PROBLEM REQUIREMENTS: Every line below is to be copied exactly, with the pictures left out.

━━━━

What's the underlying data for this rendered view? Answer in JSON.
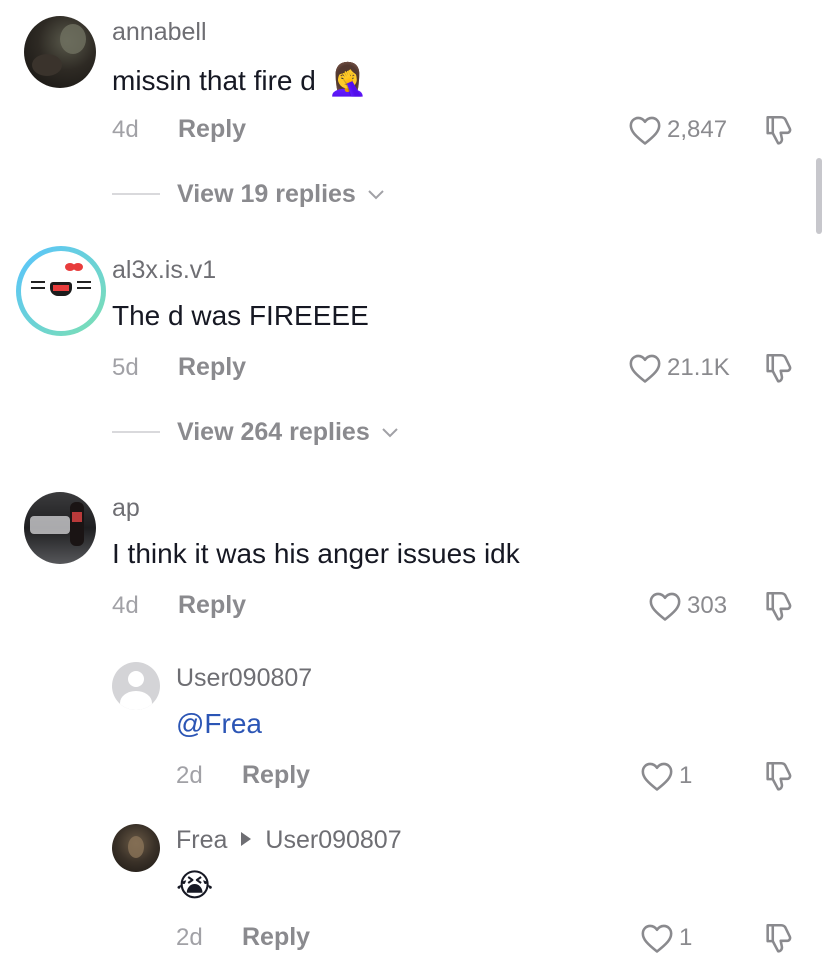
{
  "comments": [
    {
      "username": "annabell",
      "text": "missin that fire d",
      "emoji": "🤦‍♀️",
      "age": "4d",
      "reply_label": "Reply",
      "likes": "2,847",
      "view_replies": "View 19 replies"
    },
    {
      "username": "al3x.is.v1",
      "text": "The d was FIREEEE",
      "age": "5d",
      "reply_label": "Reply",
      "likes": "21.1K",
      "view_replies": "View 264 replies"
    },
    {
      "username": "ap",
      "text": "I think it was his anger issues idk",
      "age": "4d",
      "reply_label": "Reply",
      "likes": "303"
    }
  ],
  "replies": [
    {
      "username": "User090807",
      "text": "@Frea",
      "age": "2d",
      "reply_label": "Reply",
      "likes": "1"
    },
    {
      "username": "Frea",
      "reply_to": "User090807",
      "emoji": "😭",
      "age": "2d",
      "reply_label": "Reply",
      "likes": "1"
    }
  ],
  "colors": {
    "username": "#6e6e73",
    "meta": "#a1a1a6",
    "mention": "#2b55b5",
    "avatar_ring": [
      "#58c3ff",
      "#7de0b0"
    ]
  },
  "icons": [
    "heart-icon",
    "dislike-icon",
    "chevron-down-icon",
    "caret-right-icon"
  ]
}
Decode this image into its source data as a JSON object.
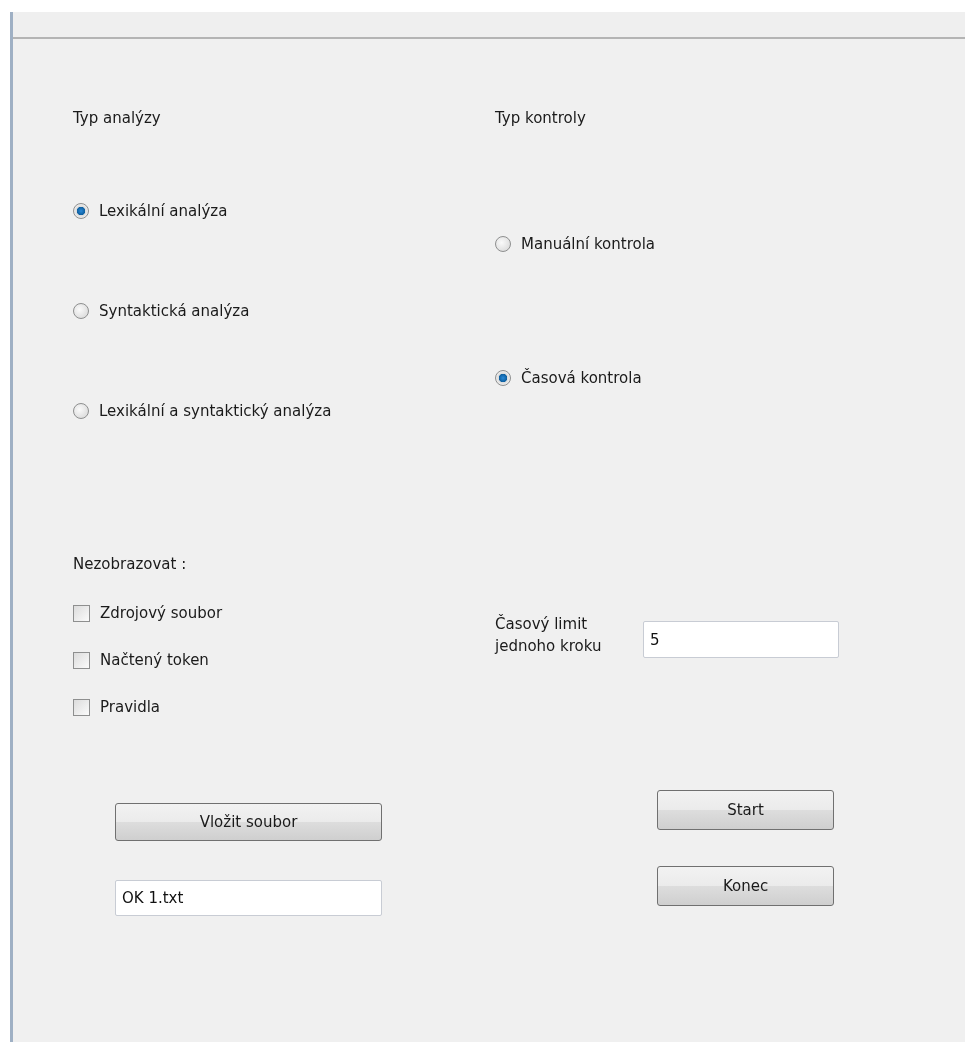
{
  "analysis": {
    "heading": "Typ analýzy",
    "options": [
      {
        "label": "Lexikální analýza",
        "selected": true
      },
      {
        "label": "Syntaktická analýza",
        "selected": false
      },
      {
        "label": "Lexikální a syntaktický analýza",
        "selected": false
      }
    ]
  },
  "control": {
    "heading": "Typ kontroly",
    "options": [
      {
        "label": "Manuální kontrola",
        "selected": false
      },
      {
        "label": "Časová kontrola",
        "selected": true
      }
    ]
  },
  "hide": {
    "heading": "Nezobrazovat :",
    "options": [
      {
        "label": "Zdrojový soubor",
        "checked": false
      },
      {
        "label": "Načtený token",
        "checked": false
      },
      {
        "label": "Pravidla",
        "checked": false
      }
    ]
  },
  "load_button": "Vložit soubor",
  "file_field": {
    "value": "OK 1.txt"
  },
  "time_limit": {
    "label": "Časový limit jednoho kroku",
    "value": "5"
  },
  "start_button": "Start",
  "exit_button": "Konec"
}
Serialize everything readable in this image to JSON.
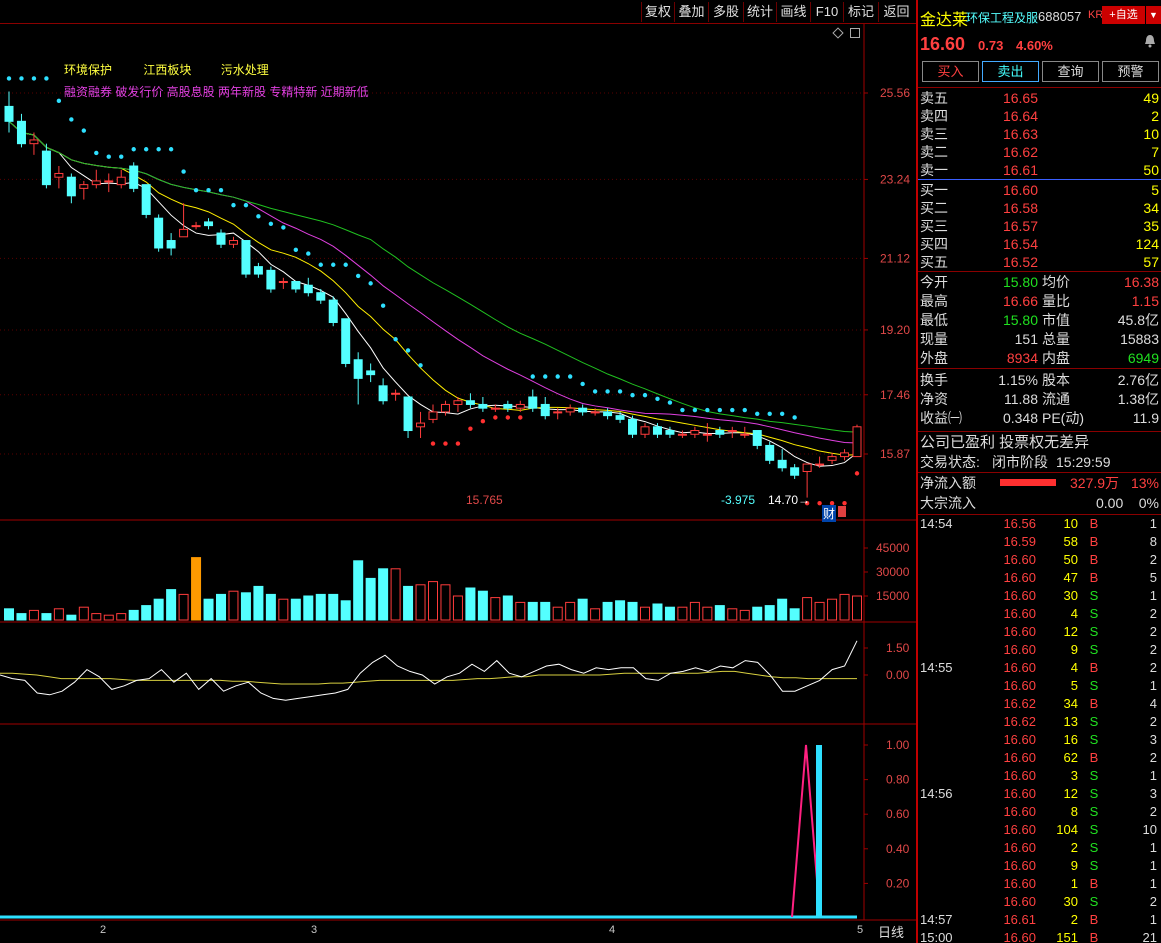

━━━━

FINISHED EXERCISE:
What's the underlying data for this rendered view? Answer in JSON.
{
  "comments": [
    {
      "username": "annabell",
      "text": "missin that fire d",
      "emoji": "🤦‍♀️",
      "age": "4d",
      "reply_label": "Reply",
      "likes": "2,847",
      "view_replies": "View 19 replies"
    },
    {
      "username": "al3x.is.v1",
      "text": "The d was FIREEEE",
      "age": "5d",
      "reply_label": "Reply",
      "likes": "21.1K",
      "view_replies": "View 264 replies"
    },
    {
      "username": "ap",
      "text": "I think it was his anger issues idk",
      "age": "4d",
      "reply_label": "Reply",
      "likes": "303"
    }
  ],
  "replies": [
    {
      "username": "User090807",
      "text": "@Frea",
      "age": "2d",
      "reply_label": "Reply",
      "likes": "1"
    },
    {
      "username": "Frea",
      "reply_to": "User090807",
      "emoji": "😭",
      "age": "2d",
      "reply_label": "Reply",
      "likes": "1"
    }
  ],
  "colors": {
    "username": "#6e6e73",
    "meta": "#a1a1a6",
    "mention": "#2b55b5",
    "avatar_ring": [
      "#58c3ff",
      "#7de0b0"
    ]
  },
  "icons": [
    "heart-icon",
    "dislike-icon",
    "chevron-down-icon",
    "caret-right-icon"
  ]
}
Decode this image into its source data as a JSON object.
{
  "analysis": {
    "heading": "Typ analýzy",
    "options": [
      {
        "label": "Lexikální analýza",
        "selected": true
      },
      {
        "label": "Syntaktická analýza",
        "selected": false
      },
      {
        "label": "Lexikální a syntaktický analýza",
        "selected": false
      }
    ]
  },
  "control": {
    "heading": "Typ kontroly",
    "options": [
      {
        "label": "Manuální kontrola",
        "selected": false
      },
      {
        "label": "Časová kontrola",
        "selected": true
      }
    ]
  },
  "hide": {
    "heading": "Nezobrazovat :",
    "options": [
      {
        "label": "Zdrojový soubor",
        "checked": false
      },
      {
        "label": "Načtený token",
        "checked": false
      },
      {
        "label": "Pravidla",
        "checked": false
      }
    ]
  },
  "load_button": "Vložit soubor",
  "file_field": {
    "value": "OK 1.txt"
  },
  "time_limit": {
    "label": "Časový limit jednoho kroku",
    "value": "5"
  },
  "start_button": "Start",
  "exit_button": "Konec"
}
Serialize everything readable in this image to JSON.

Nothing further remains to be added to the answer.